Provided data ->
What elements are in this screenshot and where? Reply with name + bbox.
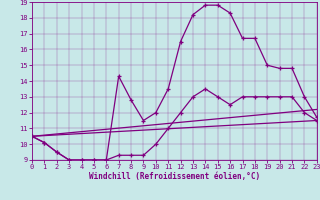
X-axis label: Windchill (Refroidissement éolien,°C): Windchill (Refroidissement éolien,°C)	[89, 172, 260, 181]
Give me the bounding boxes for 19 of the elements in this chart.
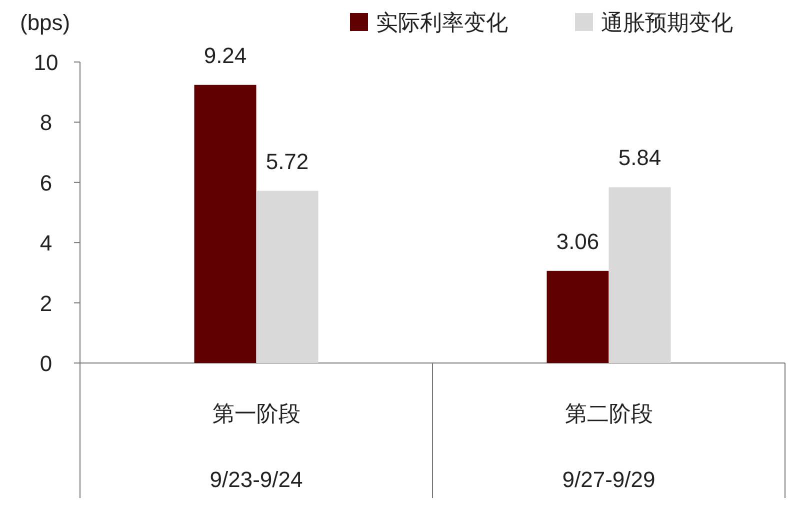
legend-label: 通胀预期变化 [601, 10, 733, 35]
data-label: 5.84 [618, 145, 662, 170]
data-label: 3.06 [556, 228, 600, 254]
y-tick-label: 6 [40, 170, 52, 196]
y-tick-label: 8 [40, 110, 52, 136]
data-label: 9.24 [204, 42, 247, 68]
bar [546, 270, 609, 363]
y-tick-label: 0 [40, 351, 52, 376]
y-tick-label: 4 [40, 230, 52, 256]
category-label: 第一阶段 9/23-9/24 [210, 401, 303, 492]
bar [194, 84, 256, 363]
y-tick-label: 10 [34, 50, 58, 75]
y-axis-title: (bps) [20, 10, 70, 35]
data-label: 5.72 [266, 148, 309, 174]
bar [256, 190, 318, 363]
y-tick-label: 2 [40, 290, 52, 316]
category-label: 第二阶段 9/27-9/29 [562, 401, 656, 492]
bar [608, 187, 671, 363]
legend-label: 实际利率变化 [376, 10, 508, 35]
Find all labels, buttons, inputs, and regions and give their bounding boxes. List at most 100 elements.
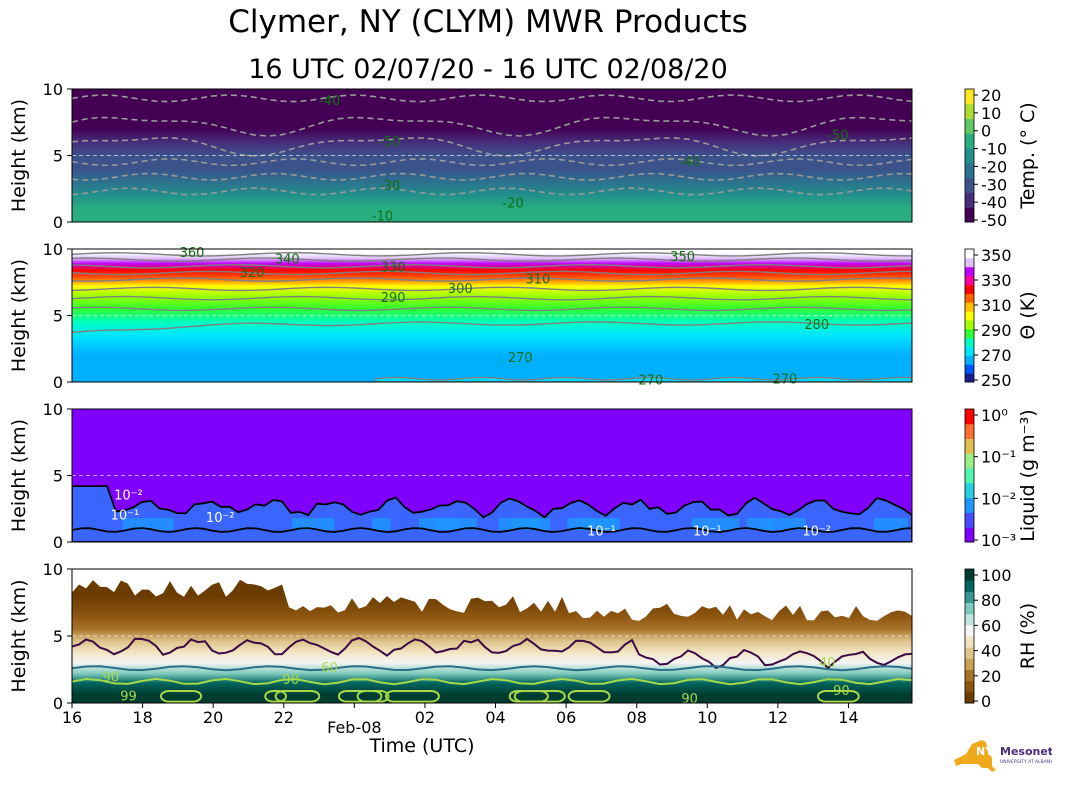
theta-contour-line bbox=[72, 321, 912, 334]
contour-label: 10⁻² bbox=[802, 524, 831, 539]
temp-contour-line bbox=[72, 136, 912, 157]
contour-label: -20 bbox=[503, 196, 524, 211]
colorbar-swatch bbox=[965, 613, 974, 626]
contour-label: -40 bbox=[319, 94, 340, 109]
colorbar-tick-label: -50 bbox=[981, 211, 1007, 230]
colorbar-swatch bbox=[965, 691, 974, 704]
colorbar-swatch bbox=[965, 482, 974, 499]
colorbar-tick-label: 0 bbox=[981, 122, 991, 141]
contour-label: 350 bbox=[670, 250, 695, 265]
contour-label: 270 bbox=[773, 372, 798, 387]
liquid-colorbar: 10⁰ 10⁻¹ 10⁻² 10⁻³ Liquid (g m⁻³) bbox=[964, 406, 1039, 550]
x-tick-label: 02 bbox=[415, 708, 435, 727]
colorbar-tick-label: 40 bbox=[981, 642, 1001, 661]
colorbar-swatch bbox=[965, 591, 974, 603]
rh-contour-99 bbox=[567, 689, 611, 703]
colorbar-swatch bbox=[965, 311, 974, 321]
colorbar-swatch bbox=[965, 162, 974, 179]
liquid-patch bbox=[122, 518, 174, 531]
x-tick-label: 10 bbox=[697, 708, 717, 727]
y-tick-label: 0 bbox=[53, 533, 63, 552]
colorbar-swatch bbox=[965, 658, 974, 670]
temp-contour-line bbox=[72, 94, 912, 103]
liquid-patch bbox=[746, 518, 772, 531]
liquid-patch bbox=[691, 518, 740, 531]
contour-label: 320 bbox=[240, 266, 265, 281]
contour-label: -10 bbox=[372, 210, 393, 225]
colorbar-label: RH (%) bbox=[1017, 603, 1039, 669]
contour-label: 90 bbox=[103, 671, 120, 686]
colorbar-swatch bbox=[965, 468, 974, 484]
panel-liquid: 10⁻² 10⁻¹ 10⁻² 10⁻¹ 10⁻¹ 10⁻² 0 5 10 Height (km) bbox=[8, 400, 913, 552]
contour-label: 360 bbox=[180, 246, 205, 261]
liquid-field bbox=[72, 409, 912, 542]
colorbar-swatch bbox=[965, 89, 974, 105]
y-tick-label: 5 bbox=[53, 627, 63, 646]
x-tick-label: 12 bbox=[768, 708, 788, 727]
chart-subtitle: 16 UTC 02/07/20 - 16 UTC 02/08/20 bbox=[248, 54, 728, 85]
x-tick-label: 06 bbox=[556, 708, 576, 727]
x-tick-label: Feb-08 bbox=[327, 718, 381, 737]
colorbar-tick-label: -40 bbox=[981, 193, 1007, 212]
contour-label: 290 bbox=[381, 291, 406, 306]
logo-text: Mesonet bbox=[1000, 745, 1052, 758]
liquid-patch bbox=[512, 518, 542, 531]
y-tick-label: 5 bbox=[53, 147, 63, 166]
colorbar-swatch bbox=[965, 346, 974, 356]
y-tick-label: 10 bbox=[43, 240, 63, 259]
colorbar-swatch bbox=[965, 266, 974, 277]
x-tick-label: 08 bbox=[627, 708, 647, 727]
colorbar-tick-label: 10⁰ bbox=[981, 406, 1008, 425]
colorbar-tick-label: 20 bbox=[981, 667, 1001, 686]
liquid-patch bbox=[766, 518, 806, 531]
theta-contour-line bbox=[72, 286, 912, 292]
y-axis-label: Height (km) bbox=[8, 99, 30, 212]
colorbar-tick-label: -10 bbox=[981, 140, 1007, 159]
contour-label: 310 bbox=[525, 273, 550, 288]
colorbar-frame bbox=[964, 568, 975, 704]
colorbar-swatch bbox=[965, 355, 974, 365]
svg-text:UNIVERSITY AT ALBANY: UNIVERSITY AT ALBANY bbox=[1000, 759, 1052, 765]
rh-contour-40 bbox=[72, 636, 912, 670]
colorbar-swatch bbox=[965, 249, 974, 259]
colorbar-swatch bbox=[965, 364, 974, 374]
liquid-contour-line bbox=[72, 527, 912, 533]
temperature-field bbox=[72, 89, 912, 222]
colorbar-tick-label: 350 bbox=[981, 246, 1012, 265]
colorbar-swatch bbox=[965, 669, 974, 682]
contour-label: 10⁻² bbox=[114, 488, 143, 503]
colorbar-label: Liquid (g m⁻³) bbox=[1017, 409, 1039, 541]
colorbar-swatch bbox=[965, 580, 974, 592]
colorbar-swatch bbox=[965, 257, 974, 268]
colorbar-swatch bbox=[965, 497, 974, 513]
y-tick-label: 5 bbox=[53, 307, 63, 326]
colorbar-swatch bbox=[965, 453, 974, 469]
contour-label: 10⁻¹ bbox=[693, 524, 722, 539]
panel-temperature: -40 -50 -50 -40 -30 -20 -10 0 5 10 Height (km) bbox=[8, 80, 913, 232]
colorbar-swatch bbox=[965, 602, 974, 615]
y-tick-label: 5 bbox=[53, 467, 63, 486]
colorbar-tick-label: 10 bbox=[981, 104, 1001, 123]
theta-contour-line bbox=[72, 263, 912, 269]
y-tick-label: 10 bbox=[43, 560, 63, 579]
colorbar-swatch bbox=[965, 319, 974, 330]
theta-contour-line bbox=[72, 257, 912, 262]
contour-label: 330 bbox=[381, 261, 406, 276]
colorbar-swatch bbox=[965, 207, 974, 223]
colorbar-swatch bbox=[965, 337, 974, 348]
colorbar-tick-label: 20 bbox=[981, 86, 1001, 105]
colorbar-tick-label: 10⁻³ bbox=[981, 531, 1016, 550]
colorbar-tick-label: 100 bbox=[981, 566, 1012, 585]
colorbar-tick-label: 80 bbox=[981, 591, 1001, 610]
temp-contour-line bbox=[72, 172, 912, 181]
colorbar-swatch bbox=[965, 569, 974, 581]
rh-contour-99 bbox=[264, 689, 288, 703]
theta-contour-line bbox=[72, 277, 912, 282]
rh-missing-region bbox=[72, 569, 912, 621]
y-tick-label: 0 bbox=[53, 694, 63, 713]
rh-contour-99 bbox=[816, 689, 860, 703]
colorbar-tick-label: 290 bbox=[981, 321, 1012, 340]
colorbar-frame bbox=[964, 408, 975, 543]
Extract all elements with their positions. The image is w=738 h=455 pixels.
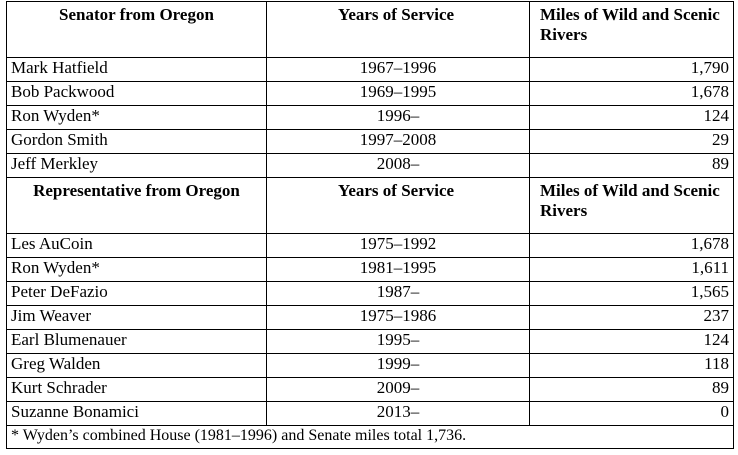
table-row: Kurt Schrader 2009– 89 <box>6 377 734 402</box>
representative-name: Peter DeFazio <box>6 281 267 306</box>
senator-miles: 1,678 <box>529 81 734 106</box>
representative-years: 1981–1995 <box>266 257 530 282</box>
house-header-row: Representative from Oregon Years of Serv… <box>6 177 734 234</box>
senator-years: 2008– <box>266 153 530 178</box>
senator-name: Jeff Merkley <box>6 153 267 178</box>
table-row: Ron Wyden* 1981–1995 1,611 <box>6 257 734 282</box>
footnote-row: * Wyden’s combined House (1981–1996) and… <box>6 425 734 449</box>
representative-years: 1975–1992 <box>266 233 530 258</box>
house-header-miles: Miles of Wild and Scenic Rivers <box>529 177 734 234</box>
senate-header-row: Senator from Oregon Years of Service Mil… <box>6 1 734 58</box>
senator-name: Ron Wyden* <box>6 105 267 130</box>
representative-name: Les AuCoin <box>6 233 267 258</box>
representative-name: Jim Weaver <box>6 305 267 330</box>
representative-miles: 89 <box>529 377 734 402</box>
table-row: Earl Blumenauer 1995– 124 <box>6 329 734 354</box>
table-row: Suzanne Bonamici 2013– 0 <box>6 401 734 426</box>
senator-miles: 124 <box>529 105 734 130</box>
representative-years: 1999– <box>266 353 530 378</box>
senator-name: Mark Hatfield <box>6 57 267 82</box>
table-row: Gordon Smith 1997–2008 29 <box>6 129 734 154</box>
representative-years: 2013– <box>266 401 530 426</box>
senate-header-miles: Miles of Wild and Scenic Rivers <box>529 1 734 58</box>
table-row: Jim Weaver 1975–1986 237 <box>6 305 734 330</box>
representative-miles: 1,611 <box>529 257 734 282</box>
representative-name: Ron Wyden* <box>6 257 267 282</box>
representative-miles: 1,565 <box>529 281 734 306</box>
senate-header-name: Senator from Oregon <box>6 1 267 58</box>
table-row: Peter DeFazio 1987– 1,565 <box>6 281 734 306</box>
senator-years: 1969–1995 <box>266 81 530 106</box>
representative-name: Earl Blumenauer <box>6 329 267 354</box>
senator-name: Gordon Smith <box>6 129 267 154</box>
representative-name: Kurt Schrader <box>6 377 267 402</box>
table-row: Ron Wyden* 1996– 124 <box>6 105 734 130</box>
representative-miles: 0 <box>529 401 734 426</box>
representative-years: 1987– <box>266 281 530 306</box>
senator-name: Bob Packwood <box>6 81 267 106</box>
table-row: Greg Walden 1999– 118 <box>6 353 734 378</box>
senate-header-years: Years of Service <box>266 1 530 58</box>
representative-name: Suzanne Bonamici <box>6 401 267 426</box>
representative-years: 2009– <box>266 377 530 402</box>
representative-name: Greg Walden <box>6 353 267 378</box>
senator-miles: 29 <box>529 129 734 154</box>
oregon-rivers-table: Senator from Oregon Years of Service Mil… <box>6 1 734 449</box>
senator-miles: 89 <box>529 153 734 178</box>
senator-years: 1996– <box>266 105 530 130</box>
representative-miles: 118 <box>529 353 734 378</box>
senator-years: 1997–2008 <box>266 129 530 154</box>
representative-miles: 124 <box>529 329 734 354</box>
house-header-name: Representative from Oregon <box>6 177 267 234</box>
senator-miles: 1,790 <box>529 57 734 82</box>
senator-years: 1967–1996 <box>266 57 530 82</box>
table-row: Bob Packwood 1969–1995 1,678 <box>6 81 734 106</box>
table-row: Jeff Merkley 2008– 89 <box>6 153 734 178</box>
house-header-years: Years of Service <box>266 177 530 234</box>
representative-years: 1975–1986 <box>266 305 530 330</box>
representative-miles: 1,678 <box>529 233 734 258</box>
table-row: Mark Hatfield 1967–1996 1,790 <box>6 57 734 82</box>
representative-years: 1995– <box>266 329 530 354</box>
table-row: Les AuCoin 1975–1992 1,678 <box>6 233 734 258</box>
representative-miles: 237 <box>529 305 734 330</box>
footnote: * Wyden’s combined House (1981–1996) and… <box>6 425 734 449</box>
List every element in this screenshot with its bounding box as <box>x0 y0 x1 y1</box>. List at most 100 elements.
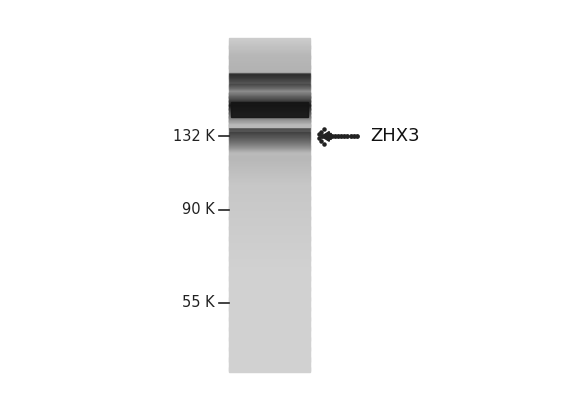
Bar <box>229 156 310 158</box>
Bar <box>229 44 310 46</box>
Bar <box>229 223 310 224</box>
Bar <box>229 336 310 337</box>
Bar <box>229 232 310 233</box>
Bar <box>229 339 310 341</box>
Bar <box>229 83 310 85</box>
Bar <box>229 64 310 66</box>
Bar <box>229 124 310 125</box>
Bar <box>229 112 310 113</box>
Bar <box>229 121 310 122</box>
Point <box>321 133 330 140</box>
Bar <box>229 114 310 115</box>
Bar <box>229 195 310 197</box>
Bar <box>229 346 310 348</box>
Bar <box>229 357 310 359</box>
Point <box>327 133 336 140</box>
Bar <box>229 239 310 241</box>
Bar <box>229 280 310 282</box>
Bar <box>229 197 310 199</box>
Bar <box>229 135 310 137</box>
Bar <box>229 188 310 190</box>
Bar <box>229 132 310 133</box>
Bar <box>229 104 310 105</box>
Bar <box>229 97 310 98</box>
Bar <box>229 111 310 112</box>
Bar <box>229 131 310 132</box>
Bar <box>229 152 310 153</box>
Bar <box>229 122 310 123</box>
Bar <box>229 219 310 221</box>
Bar <box>229 187 310 189</box>
Bar <box>229 143 310 144</box>
Bar <box>229 320 310 322</box>
Bar <box>229 224 310 225</box>
Bar <box>229 99 310 100</box>
Bar <box>229 106 310 108</box>
Bar <box>229 79 310 80</box>
Bar <box>229 50 310 52</box>
Bar <box>229 308 310 310</box>
Bar <box>229 149 310 151</box>
Bar <box>229 245 310 247</box>
Bar <box>229 136 310 138</box>
Bar <box>229 107 310 109</box>
Bar <box>229 151 310 152</box>
Bar <box>229 288 310 290</box>
Bar <box>229 179 310 181</box>
Bar <box>229 291 310 292</box>
Bar <box>229 318 310 320</box>
Bar <box>229 105 310 107</box>
Bar <box>229 352 310 353</box>
Bar <box>229 213 310 214</box>
Bar <box>229 266 310 268</box>
Bar <box>229 59 310 60</box>
Bar <box>229 269 310 271</box>
Bar <box>229 242 310 243</box>
Bar <box>229 311 310 312</box>
Bar <box>229 268 310 270</box>
Bar <box>229 207 310 209</box>
Bar <box>229 67 310 69</box>
Bar <box>229 95 310 96</box>
Bar <box>229 157 310 159</box>
Bar <box>229 123 310 124</box>
Bar <box>229 94 310 96</box>
Bar <box>229 103 310 105</box>
Bar <box>229 237 310 239</box>
Bar <box>229 165 310 166</box>
Bar <box>229 99 310 101</box>
Bar <box>229 248 310 250</box>
Bar <box>229 46 310 48</box>
Bar <box>229 138 310 139</box>
Bar <box>229 289 310 291</box>
Point <box>319 125 328 132</box>
Bar <box>229 300 310 302</box>
Bar <box>229 139 310 141</box>
Bar <box>229 116 310 117</box>
Bar <box>229 304 310 305</box>
Bar <box>229 115 310 116</box>
Text: 132 K: 132 K <box>173 129 215 144</box>
Bar <box>229 210 310 212</box>
Bar <box>229 146 310 148</box>
Bar <box>229 230 310 231</box>
Bar <box>229 189 310 191</box>
Bar <box>229 109 310 111</box>
Bar <box>229 226 310 228</box>
Bar <box>229 366 310 368</box>
Bar <box>229 74 310 76</box>
Bar <box>229 311 310 313</box>
Bar <box>229 297 310 299</box>
Bar <box>229 340 310 342</box>
Bar <box>229 255 310 256</box>
Bar <box>229 111 310 112</box>
Bar <box>229 93 310 94</box>
Bar <box>229 39 310 41</box>
Bar <box>229 131 310 132</box>
Bar <box>229 127 310 128</box>
Bar <box>229 80 310 81</box>
Bar <box>229 91 310 93</box>
Bar <box>229 347 310 349</box>
Bar <box>229 205 310 207</box>
Bar <box>229 121 310 123</box>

Task goal -> Convert everything from the start of the records down to and including the line that contains "Give me the" into a Markdown table with the columns Row and Line, numbering each line and omitting blank lines. Leave the pictures out of the answer.

Completed task ->
| Row | Line |
|---|---|
| 1 | What elements are in this screenshot and where? Reply with name + bbox. |
| 2 | X-axis label: Windchill (Refroidissement éolien,°C): Windchill (Refroidissement éolien,°C)	[89, 172, 260, 181] |
| 3 | Give me the bounding boxes for 19 of the elements in this chart. |